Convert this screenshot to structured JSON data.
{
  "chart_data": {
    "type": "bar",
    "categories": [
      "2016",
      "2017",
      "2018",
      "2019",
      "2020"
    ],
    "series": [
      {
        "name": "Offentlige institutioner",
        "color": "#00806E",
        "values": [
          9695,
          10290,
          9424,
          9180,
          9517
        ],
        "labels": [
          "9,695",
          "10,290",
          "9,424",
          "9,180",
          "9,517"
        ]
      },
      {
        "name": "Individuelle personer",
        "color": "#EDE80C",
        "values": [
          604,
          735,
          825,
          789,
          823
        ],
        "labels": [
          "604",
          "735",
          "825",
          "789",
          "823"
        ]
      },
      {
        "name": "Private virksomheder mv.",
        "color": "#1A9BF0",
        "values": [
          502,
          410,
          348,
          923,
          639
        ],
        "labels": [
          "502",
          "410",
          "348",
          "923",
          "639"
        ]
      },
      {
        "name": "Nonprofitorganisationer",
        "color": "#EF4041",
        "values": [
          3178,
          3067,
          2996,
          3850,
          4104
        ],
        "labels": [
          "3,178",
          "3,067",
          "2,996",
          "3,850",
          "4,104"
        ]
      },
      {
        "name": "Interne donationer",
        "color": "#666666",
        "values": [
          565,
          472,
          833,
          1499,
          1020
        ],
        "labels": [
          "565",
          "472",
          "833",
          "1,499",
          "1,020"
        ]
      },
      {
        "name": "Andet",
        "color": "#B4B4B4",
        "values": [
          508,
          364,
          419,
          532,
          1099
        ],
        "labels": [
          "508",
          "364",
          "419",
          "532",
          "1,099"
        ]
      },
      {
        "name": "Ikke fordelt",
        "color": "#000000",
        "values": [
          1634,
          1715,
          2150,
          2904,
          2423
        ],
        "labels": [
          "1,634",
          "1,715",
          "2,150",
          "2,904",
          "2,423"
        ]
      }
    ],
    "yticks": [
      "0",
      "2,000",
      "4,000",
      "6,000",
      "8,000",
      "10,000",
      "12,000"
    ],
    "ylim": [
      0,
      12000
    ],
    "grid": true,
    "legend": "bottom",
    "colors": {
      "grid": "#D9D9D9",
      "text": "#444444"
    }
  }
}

-=-=-

TASK TO COMPLETE » Would you reproduce the material above in full, exactly as given?

CORRECT RESULT »
Convert this screenshot to structured JSON data.
{
  "chart_data": {
    "type": "bar",
    "categories": [
      "2016",
      "2017",
      "2018",
      "2019",
      "2020"
    ],
    "series": [
      {
        "name": "Offentlige institutioner",
        "color": "#00806E",
        "values": [
          9695,
          10290,
          9424,
          9180,
          9517
        ],
        "labels": [
          "9,695",
          "10,290",
          "9,424",
          "9,180",
          "9,517"
        ]
      },
      {
        "name": "Individuelle personer",
        "color": "#EDE80C",
        "values": [
          604,
          735,
          825,
          789,
          823
        ],
        "labels": [
          "604",
          "735",
          "825",
          "789",
          "823"
        ]
      },
      {
        "name": "Private virksomheder mv.",
        "color": "#1A9BF0",
        "values": [
          502,
          410,
          348,
          923,
          639
        ],
        "labels": [
          "502",
          "410",
          "348",
          "923",
          "639"
        ]
      },
      {
        "name": "Nonprofitorganisationer",
        "color": "#EF4041",
        "values": [
          3178,
          3067,
          2996,
          3850,
          4104
        ],
        "labels": [
          "3,178",
          "3,067",
          "2,996",
          "3,850",
          "4,104"
        ]
      },
      {
        "name": "Interne donationer",
        "color": "#666666",
        "values": [
          565,
          472,
          833,
          1499,
          1020
        ],
        "labels": [
          "565",
          "472",
          "833",
          "1,499",
          "1,020"
        ]
      },
      {
        "name": "Andet",
        "color": "#B4B4B4",
        "values": [
          508,
          364,
          419,
          532,
          1099
        ],
        "labels": [
          "508",
          "364",
          "419",
          "532",
          "1,099"
        ]
      },
      {
        "name": "Ikke fordelt",
        "color": "#000000",
        "values": [
          1634,
          1715,
          2150,
          2904,
          2423
        ],
        "labels": [
          "1,634",
          "1,715",
          "2,150",
          "2,904",
          "2,423"
        ]
      }
    ],
    "yticks": [
      "0",
      "2,000",
      "4,000",
      "6,000",
      "8,000",
      "10,000",
      "12,000"
    ],
    "ylim": [
      0,
      12000
    ],
    "grid": true,
    "legend": "bottom",
    "colors": {
      "grid": "#D9D9D9",
      "text": "#444444"
    }
  }
}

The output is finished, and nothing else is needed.